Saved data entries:
####################

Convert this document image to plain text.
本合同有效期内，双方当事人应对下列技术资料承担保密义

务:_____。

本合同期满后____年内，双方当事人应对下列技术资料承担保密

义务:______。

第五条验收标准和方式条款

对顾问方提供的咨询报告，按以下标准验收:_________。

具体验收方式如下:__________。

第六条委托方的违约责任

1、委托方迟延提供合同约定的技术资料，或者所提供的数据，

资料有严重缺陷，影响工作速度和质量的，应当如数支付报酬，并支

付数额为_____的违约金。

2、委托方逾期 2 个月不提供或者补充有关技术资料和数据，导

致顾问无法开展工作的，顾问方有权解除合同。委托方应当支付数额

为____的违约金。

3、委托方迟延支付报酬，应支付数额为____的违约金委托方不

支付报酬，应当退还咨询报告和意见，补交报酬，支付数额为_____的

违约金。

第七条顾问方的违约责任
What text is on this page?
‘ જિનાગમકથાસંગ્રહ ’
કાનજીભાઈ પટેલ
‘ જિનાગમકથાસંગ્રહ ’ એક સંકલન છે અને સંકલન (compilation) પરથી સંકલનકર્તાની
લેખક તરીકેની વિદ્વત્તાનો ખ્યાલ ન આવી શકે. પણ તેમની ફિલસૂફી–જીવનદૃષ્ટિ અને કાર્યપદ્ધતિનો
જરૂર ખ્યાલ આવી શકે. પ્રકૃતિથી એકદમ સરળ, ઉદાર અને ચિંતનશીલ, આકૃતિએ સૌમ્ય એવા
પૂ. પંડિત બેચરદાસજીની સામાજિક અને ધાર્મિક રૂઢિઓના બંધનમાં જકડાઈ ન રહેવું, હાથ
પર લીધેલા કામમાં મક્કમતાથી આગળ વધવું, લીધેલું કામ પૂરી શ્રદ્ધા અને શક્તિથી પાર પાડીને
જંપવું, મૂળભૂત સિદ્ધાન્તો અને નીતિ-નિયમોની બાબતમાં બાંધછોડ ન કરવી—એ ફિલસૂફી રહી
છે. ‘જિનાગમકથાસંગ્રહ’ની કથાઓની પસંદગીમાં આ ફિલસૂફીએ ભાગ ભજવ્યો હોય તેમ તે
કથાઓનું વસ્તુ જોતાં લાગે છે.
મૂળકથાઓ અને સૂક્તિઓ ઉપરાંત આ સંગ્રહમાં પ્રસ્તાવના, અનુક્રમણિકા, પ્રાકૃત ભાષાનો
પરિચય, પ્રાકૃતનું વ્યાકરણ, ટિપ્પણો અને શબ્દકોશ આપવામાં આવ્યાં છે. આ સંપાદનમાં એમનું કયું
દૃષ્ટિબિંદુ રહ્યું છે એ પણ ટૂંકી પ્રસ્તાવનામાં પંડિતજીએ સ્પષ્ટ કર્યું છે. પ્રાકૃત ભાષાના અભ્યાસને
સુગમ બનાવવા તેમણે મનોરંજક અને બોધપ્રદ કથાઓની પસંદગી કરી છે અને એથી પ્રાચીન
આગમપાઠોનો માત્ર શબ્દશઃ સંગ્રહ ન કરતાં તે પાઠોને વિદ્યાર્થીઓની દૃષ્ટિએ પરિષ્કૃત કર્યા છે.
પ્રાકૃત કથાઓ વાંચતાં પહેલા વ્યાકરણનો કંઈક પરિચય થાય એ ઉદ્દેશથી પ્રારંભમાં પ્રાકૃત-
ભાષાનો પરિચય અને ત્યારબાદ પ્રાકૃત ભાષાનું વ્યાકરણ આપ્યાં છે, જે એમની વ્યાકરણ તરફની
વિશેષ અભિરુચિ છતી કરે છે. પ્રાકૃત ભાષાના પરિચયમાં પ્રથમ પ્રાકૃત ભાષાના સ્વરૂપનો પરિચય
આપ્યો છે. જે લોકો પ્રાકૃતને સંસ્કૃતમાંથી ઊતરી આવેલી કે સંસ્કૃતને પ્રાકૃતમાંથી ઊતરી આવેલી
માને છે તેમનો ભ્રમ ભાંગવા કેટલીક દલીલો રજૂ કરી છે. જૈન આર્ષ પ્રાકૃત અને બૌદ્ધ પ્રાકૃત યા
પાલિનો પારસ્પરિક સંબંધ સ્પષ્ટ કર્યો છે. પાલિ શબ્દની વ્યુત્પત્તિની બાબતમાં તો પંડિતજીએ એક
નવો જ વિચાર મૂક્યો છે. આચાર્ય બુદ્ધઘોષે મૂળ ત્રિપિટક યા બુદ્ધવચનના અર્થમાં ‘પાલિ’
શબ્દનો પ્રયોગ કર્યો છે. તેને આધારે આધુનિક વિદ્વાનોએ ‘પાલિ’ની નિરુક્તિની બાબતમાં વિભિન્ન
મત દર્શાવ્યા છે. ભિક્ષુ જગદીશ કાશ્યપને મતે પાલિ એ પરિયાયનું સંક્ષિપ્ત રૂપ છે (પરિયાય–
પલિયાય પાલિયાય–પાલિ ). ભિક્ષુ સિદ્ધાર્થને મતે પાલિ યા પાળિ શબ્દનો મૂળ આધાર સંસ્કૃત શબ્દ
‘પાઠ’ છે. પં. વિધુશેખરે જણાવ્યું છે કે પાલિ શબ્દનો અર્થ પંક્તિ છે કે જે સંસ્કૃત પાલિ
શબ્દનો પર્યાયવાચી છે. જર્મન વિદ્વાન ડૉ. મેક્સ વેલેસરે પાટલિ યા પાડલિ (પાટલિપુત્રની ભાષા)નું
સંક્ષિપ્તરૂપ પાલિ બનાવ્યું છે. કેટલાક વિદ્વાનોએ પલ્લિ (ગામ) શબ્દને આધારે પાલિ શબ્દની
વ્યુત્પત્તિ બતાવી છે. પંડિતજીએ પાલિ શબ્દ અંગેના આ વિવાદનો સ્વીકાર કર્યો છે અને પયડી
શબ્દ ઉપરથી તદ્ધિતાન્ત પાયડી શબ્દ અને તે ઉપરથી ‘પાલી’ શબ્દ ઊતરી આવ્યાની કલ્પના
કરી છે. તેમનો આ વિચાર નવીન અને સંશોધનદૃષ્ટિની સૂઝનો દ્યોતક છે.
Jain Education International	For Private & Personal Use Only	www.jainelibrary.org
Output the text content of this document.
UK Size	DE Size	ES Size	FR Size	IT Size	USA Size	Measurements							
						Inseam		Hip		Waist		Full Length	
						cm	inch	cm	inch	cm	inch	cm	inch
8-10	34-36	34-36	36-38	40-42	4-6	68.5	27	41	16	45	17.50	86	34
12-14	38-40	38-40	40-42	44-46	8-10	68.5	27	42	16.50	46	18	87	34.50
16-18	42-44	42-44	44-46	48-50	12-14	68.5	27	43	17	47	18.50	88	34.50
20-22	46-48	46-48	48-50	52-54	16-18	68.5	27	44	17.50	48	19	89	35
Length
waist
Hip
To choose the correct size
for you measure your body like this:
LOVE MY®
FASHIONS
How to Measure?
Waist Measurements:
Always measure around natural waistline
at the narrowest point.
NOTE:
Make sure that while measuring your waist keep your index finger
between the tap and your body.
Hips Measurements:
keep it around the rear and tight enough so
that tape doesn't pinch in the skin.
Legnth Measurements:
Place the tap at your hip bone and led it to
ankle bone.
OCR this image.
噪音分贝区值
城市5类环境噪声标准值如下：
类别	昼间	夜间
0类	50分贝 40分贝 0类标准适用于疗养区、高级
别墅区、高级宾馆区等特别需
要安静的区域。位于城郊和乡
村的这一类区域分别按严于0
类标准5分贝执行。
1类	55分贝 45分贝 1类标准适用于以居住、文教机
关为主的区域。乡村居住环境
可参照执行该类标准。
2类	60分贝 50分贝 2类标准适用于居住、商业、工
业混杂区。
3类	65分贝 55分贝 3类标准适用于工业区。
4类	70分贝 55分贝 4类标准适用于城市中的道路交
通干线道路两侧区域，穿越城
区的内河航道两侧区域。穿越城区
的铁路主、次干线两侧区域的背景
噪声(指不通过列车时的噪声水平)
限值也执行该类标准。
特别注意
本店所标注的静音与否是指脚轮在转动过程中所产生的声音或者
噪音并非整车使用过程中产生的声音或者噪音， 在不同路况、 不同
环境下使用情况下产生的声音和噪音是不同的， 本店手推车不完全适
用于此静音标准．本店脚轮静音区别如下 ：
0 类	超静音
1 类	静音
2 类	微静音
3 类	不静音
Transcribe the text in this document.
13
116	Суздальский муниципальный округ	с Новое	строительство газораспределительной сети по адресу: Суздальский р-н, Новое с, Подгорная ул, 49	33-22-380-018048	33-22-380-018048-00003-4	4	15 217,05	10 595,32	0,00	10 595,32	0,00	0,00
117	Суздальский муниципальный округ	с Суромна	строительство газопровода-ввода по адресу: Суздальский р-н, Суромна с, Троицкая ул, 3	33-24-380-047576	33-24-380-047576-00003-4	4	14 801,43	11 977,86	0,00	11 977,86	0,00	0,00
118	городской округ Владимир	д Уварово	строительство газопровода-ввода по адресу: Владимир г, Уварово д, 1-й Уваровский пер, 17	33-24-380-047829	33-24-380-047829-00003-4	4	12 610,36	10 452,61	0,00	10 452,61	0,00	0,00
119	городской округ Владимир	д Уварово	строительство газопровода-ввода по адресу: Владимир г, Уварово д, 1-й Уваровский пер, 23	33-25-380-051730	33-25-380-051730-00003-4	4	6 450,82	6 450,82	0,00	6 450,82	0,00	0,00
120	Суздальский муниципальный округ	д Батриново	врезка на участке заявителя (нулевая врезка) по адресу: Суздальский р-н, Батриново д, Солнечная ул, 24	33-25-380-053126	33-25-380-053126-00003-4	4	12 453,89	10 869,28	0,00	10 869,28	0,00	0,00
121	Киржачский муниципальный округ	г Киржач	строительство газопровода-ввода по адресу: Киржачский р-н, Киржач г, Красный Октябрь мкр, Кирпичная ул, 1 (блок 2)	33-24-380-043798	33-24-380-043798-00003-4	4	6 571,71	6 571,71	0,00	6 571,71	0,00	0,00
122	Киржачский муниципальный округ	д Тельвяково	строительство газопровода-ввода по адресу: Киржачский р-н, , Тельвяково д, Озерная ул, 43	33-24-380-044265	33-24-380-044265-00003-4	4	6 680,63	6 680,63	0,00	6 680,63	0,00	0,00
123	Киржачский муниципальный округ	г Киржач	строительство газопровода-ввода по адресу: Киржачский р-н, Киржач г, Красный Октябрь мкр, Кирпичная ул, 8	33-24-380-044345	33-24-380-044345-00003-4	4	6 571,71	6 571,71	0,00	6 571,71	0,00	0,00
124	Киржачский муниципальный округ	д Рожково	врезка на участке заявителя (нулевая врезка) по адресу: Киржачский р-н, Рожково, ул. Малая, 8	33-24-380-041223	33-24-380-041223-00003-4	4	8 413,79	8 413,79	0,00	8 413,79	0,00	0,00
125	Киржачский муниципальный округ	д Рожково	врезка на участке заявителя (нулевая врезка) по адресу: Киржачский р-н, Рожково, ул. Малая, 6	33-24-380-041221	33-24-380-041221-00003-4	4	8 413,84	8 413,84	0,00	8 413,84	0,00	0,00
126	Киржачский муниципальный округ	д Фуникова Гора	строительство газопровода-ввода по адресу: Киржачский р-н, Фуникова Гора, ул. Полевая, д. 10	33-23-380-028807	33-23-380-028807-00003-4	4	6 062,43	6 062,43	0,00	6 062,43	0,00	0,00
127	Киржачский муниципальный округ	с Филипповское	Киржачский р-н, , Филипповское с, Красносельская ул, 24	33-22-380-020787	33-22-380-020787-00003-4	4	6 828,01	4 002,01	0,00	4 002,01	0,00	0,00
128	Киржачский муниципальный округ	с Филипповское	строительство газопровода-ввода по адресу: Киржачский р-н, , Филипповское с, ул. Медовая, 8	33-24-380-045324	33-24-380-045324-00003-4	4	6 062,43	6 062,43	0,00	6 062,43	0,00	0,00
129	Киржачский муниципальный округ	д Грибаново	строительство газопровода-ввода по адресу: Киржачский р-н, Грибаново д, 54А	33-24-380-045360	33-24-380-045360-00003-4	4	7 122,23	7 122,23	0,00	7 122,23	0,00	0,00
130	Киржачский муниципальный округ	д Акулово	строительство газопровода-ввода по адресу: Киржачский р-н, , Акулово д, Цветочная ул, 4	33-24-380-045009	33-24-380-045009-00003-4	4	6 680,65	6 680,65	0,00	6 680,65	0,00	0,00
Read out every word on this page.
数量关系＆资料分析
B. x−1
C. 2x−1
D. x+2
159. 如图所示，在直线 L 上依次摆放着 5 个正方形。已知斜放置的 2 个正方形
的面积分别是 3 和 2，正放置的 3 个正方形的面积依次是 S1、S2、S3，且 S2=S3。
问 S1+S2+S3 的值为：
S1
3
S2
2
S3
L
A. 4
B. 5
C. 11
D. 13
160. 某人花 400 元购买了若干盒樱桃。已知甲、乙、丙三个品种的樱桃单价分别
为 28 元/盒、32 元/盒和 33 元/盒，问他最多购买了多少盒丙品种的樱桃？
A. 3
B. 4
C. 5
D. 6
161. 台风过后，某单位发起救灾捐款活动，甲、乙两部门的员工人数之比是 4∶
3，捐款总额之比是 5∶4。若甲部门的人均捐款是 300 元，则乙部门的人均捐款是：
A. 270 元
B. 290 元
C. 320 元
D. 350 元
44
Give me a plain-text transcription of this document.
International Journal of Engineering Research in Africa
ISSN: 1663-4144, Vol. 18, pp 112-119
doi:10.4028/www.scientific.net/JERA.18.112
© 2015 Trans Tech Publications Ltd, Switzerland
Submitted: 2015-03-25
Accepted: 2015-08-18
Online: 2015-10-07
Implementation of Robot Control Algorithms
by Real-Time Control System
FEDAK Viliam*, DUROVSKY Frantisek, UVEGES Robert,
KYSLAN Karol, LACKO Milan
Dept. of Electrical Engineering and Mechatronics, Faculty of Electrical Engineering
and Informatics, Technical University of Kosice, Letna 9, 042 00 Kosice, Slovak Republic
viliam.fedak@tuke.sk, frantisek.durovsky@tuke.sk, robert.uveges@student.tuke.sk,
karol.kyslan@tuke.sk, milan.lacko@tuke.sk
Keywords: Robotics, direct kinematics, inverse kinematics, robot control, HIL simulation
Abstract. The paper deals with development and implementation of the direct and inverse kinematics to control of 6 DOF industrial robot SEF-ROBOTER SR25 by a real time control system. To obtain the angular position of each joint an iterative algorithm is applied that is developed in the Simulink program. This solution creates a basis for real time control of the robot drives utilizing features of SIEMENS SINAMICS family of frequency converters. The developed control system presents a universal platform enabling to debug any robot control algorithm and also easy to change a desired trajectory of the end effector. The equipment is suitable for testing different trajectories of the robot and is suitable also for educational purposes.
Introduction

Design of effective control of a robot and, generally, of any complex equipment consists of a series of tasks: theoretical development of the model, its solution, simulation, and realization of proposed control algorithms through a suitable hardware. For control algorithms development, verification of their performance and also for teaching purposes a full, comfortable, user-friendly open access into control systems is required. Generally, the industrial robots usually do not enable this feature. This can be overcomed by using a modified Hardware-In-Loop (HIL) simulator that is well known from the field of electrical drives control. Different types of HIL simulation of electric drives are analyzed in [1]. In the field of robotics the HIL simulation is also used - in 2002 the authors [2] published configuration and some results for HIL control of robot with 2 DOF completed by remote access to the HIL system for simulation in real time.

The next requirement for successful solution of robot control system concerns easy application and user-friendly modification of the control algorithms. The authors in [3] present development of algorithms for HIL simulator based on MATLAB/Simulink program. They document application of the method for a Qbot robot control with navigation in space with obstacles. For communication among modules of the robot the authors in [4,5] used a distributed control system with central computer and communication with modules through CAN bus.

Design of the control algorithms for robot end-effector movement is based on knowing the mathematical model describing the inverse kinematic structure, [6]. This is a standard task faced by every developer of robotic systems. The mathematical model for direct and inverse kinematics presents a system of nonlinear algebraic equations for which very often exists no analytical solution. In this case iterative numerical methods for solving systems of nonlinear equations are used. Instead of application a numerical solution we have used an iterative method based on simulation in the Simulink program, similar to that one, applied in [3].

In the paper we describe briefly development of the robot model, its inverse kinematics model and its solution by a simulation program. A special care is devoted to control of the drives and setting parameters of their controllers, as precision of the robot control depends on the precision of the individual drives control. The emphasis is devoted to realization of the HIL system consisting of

####################

Where a line holds "Уварово", copy it out.

118	городской округ Владимир	д Уварово	строительство газопровода-ввода по адресу: Владимир г, Уварово д, 1-й Уваровский пер, 17	33-24-380-047829	33-24-380-047829-00003-4	4	12 610,36	10 452,61	0,00	10 452,61	0,00	0,00
119	городской округ Владимир	д Уварово	строительство газопровода-ввода по адресу: Владимир г, Уварово д, 1-й Уваровский пер, 23	33-25-380-051730	33-25-380-051730-00003-4	4	6 450,82	6 450,82	0,00	6 450,82	0,00	0,00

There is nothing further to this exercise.